● WORK TO COMPLETE
Your task is to copy every line of the entries that contains "Estimate".

Stored data entries:

▬▬▬

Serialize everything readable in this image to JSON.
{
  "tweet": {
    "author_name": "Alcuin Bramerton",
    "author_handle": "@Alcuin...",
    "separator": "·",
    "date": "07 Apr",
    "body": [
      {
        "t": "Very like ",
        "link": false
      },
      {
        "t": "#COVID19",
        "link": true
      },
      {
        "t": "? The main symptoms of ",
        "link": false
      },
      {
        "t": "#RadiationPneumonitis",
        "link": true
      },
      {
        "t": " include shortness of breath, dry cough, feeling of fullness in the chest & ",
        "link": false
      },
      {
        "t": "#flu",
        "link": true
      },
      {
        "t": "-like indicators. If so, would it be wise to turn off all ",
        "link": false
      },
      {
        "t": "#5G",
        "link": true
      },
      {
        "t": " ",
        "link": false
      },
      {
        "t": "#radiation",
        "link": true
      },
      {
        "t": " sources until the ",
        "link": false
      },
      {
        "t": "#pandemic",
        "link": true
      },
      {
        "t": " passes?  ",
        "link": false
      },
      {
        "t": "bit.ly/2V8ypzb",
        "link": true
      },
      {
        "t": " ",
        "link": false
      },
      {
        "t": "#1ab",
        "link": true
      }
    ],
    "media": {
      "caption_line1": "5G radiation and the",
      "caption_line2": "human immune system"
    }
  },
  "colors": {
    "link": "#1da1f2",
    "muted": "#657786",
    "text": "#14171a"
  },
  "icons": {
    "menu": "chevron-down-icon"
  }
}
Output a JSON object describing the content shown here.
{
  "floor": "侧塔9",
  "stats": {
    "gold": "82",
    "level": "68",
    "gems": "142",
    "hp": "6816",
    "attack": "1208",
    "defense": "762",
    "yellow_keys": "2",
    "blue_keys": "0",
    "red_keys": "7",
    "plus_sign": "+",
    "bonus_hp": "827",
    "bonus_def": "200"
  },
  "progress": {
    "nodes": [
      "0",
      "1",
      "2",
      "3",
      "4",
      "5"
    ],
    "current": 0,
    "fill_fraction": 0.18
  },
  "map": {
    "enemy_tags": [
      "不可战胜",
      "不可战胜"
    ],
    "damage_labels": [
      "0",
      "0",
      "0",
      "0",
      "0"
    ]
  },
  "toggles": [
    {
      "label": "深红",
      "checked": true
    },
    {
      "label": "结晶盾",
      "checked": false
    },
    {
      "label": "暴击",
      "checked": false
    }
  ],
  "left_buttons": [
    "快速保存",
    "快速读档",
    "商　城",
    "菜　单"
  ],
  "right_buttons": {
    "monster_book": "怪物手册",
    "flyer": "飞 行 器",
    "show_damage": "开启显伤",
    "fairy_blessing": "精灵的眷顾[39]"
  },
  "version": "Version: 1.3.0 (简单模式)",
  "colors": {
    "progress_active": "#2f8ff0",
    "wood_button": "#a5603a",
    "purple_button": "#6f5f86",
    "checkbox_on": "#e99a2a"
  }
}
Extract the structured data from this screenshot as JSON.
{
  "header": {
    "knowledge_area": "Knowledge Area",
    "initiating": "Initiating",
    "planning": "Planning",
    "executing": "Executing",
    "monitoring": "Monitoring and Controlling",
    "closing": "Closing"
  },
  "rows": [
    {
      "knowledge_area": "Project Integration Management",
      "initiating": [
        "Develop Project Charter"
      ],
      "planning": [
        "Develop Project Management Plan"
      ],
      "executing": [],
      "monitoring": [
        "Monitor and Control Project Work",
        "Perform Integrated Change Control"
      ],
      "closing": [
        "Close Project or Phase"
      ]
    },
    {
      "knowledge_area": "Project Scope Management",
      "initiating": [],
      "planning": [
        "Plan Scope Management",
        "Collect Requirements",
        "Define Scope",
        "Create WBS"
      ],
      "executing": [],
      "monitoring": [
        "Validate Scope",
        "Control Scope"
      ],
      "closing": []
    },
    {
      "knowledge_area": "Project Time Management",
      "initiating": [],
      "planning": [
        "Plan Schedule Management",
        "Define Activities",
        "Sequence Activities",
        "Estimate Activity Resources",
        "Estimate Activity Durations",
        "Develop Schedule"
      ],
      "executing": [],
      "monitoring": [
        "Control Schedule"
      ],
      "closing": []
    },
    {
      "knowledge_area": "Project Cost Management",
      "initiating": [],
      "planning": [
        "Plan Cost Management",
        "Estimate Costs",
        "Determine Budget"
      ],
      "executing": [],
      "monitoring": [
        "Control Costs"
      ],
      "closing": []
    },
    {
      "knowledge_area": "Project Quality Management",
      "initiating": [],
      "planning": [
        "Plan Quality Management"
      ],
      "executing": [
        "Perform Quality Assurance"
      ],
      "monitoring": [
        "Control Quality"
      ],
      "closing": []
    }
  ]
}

▬▬▬

● EXPECTED ANSWER
        "Estimate Activity Resources",
        "Estimate Activity Durations",
        "Estimate Costs",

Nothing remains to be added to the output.